Nothing may be dropped or altered: reproduce all the data.
• • • •
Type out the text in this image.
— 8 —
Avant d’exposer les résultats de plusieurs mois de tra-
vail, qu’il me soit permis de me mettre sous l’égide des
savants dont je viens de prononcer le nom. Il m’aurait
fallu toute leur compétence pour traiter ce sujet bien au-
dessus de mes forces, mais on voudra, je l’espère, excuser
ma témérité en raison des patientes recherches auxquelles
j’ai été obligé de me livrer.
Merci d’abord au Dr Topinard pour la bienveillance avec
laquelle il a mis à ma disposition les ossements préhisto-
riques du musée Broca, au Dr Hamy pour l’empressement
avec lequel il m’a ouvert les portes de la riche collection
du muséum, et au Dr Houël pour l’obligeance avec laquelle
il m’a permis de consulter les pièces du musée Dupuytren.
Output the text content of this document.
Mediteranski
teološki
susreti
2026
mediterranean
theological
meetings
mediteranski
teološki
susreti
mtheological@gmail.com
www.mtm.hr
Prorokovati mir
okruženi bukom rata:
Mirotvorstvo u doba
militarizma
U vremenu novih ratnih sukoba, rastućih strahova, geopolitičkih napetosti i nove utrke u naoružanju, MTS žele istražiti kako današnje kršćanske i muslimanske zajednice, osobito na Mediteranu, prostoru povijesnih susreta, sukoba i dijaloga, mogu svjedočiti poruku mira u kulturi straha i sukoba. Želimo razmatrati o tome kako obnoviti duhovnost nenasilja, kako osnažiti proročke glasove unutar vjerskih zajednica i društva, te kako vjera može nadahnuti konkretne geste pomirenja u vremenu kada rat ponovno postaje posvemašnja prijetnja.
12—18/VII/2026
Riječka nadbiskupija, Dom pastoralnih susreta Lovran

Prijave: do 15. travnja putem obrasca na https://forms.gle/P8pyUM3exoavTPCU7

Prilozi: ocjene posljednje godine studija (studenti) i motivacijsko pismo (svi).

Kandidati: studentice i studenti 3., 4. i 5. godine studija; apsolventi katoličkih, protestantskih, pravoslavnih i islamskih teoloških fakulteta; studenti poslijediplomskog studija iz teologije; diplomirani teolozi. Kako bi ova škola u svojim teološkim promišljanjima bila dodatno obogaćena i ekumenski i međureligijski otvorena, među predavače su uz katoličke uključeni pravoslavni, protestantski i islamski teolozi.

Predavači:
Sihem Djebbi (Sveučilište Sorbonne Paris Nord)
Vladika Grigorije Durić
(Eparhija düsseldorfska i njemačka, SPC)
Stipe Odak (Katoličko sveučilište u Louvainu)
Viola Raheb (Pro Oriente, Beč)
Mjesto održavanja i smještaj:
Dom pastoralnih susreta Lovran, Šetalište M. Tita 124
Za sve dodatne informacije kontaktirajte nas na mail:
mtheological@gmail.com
• • • •
### OUTPUT BELOW
Type out the text in this image.
— 8 —
Avant d’exposer les résultats de plusieurs mois de tra-
vail, qu’il me soit permis de me mettre sous l’égide des
savants dont je viens de prononcer le nom. Il m’aurait
fallu toute leur compétence pour traiter ce sujet bien au-
dessus de mes forces, mais on voudra, je l’espère, excuser
ma témérité en raison des patientes recherches auxquelles
j’ai été obligé de me livrer.
Merci d’abord au Dr Topinard pour la bienveillance avec
laquelle il a mis à ma disposition les ossements préhisto-
riques du musée Broca, au Dr Hamy pour l’empressement
avec lequel il m’a ouvert les portes de la riche collection
du muséum, et au Dr Houël pour l’obligeance avec laquelle
il m’a permis de consulter les pièces du musée Dupuytren.
Output the text content of this document.
Mediteranski
teološki
susreti
2026
mediterranean
theological
meetings
mediteranski
teološki
susreti
mtheological@gmail.com
www.mtm.hr
Prorokovati mir
okruženi bukom rata:
Mirotvorstvo u doba
militarizma
U vremenu novih ratnih sukoba, rastućih strahova, geopolitičkih napetosti i nove utrke u naoružanju, MTS žele istražiti kako današnje kršćanske i muslimanske zajednice, osobito na Mediteranu, prostoru povijesnih susreta, sukoba i dijaloga, mogu svjedočiti poruku mira u kulturi straha i sukoba. Želimo razmatrati o tome kako obnoviti duhovnost nenasilja, kako osnažiti proročke glasove unutar vjerskih zajednica i društva, te kako vjera može nadahnuti konkretne geste pomirenja u vremenu kada rat ponovno postaje posvemašnja prijetnja.
12—18/VII/2026
Riječka nadbiskupija, Dom pastoralnih susreta Lovran

Prijave: do 15. travnja putem obrasca na https://forms.gle/P8pyUM3exoavTPCU7

Prilozi: ocjene posljednje godine studija (studenti) i motivacijsko pismo (svi).

Kandidati: studentice i studenti 3., 4. i 5. godine studija; apsolventi katoličkih, protestantskih, pravoslavnih i islamskih teoloških fakulteta; studenti poslijediplomskog studija iz teologije; diplomirani teolozi. Kako bi ova škola u svojim teološkim promišljanjima bila dodatno obogaćena i ekumenski i međureligijski otvorena, među predavače su uz katoličke uključeni pravoslavni, protestantski i islamski teolozi.

Predavači:
Sihem Djebbi (Sveučilište Sorbonne Paris Nord)
Vladika Grigorije Durić
(Eparhija düsseldorfska i njemačka, SPC)
Stipe Odak (Katoličko sveučilište u Louvainu)
Viola Raheb (Pro Oriente, Beč)
Mjesto održavanja i smještaj:
Dom pastoralnih susreta Lovran, Šetalište M. Tita 124
Za sve dodatne informacije kontaktirajte nas na mail:
mtheological@gmail.com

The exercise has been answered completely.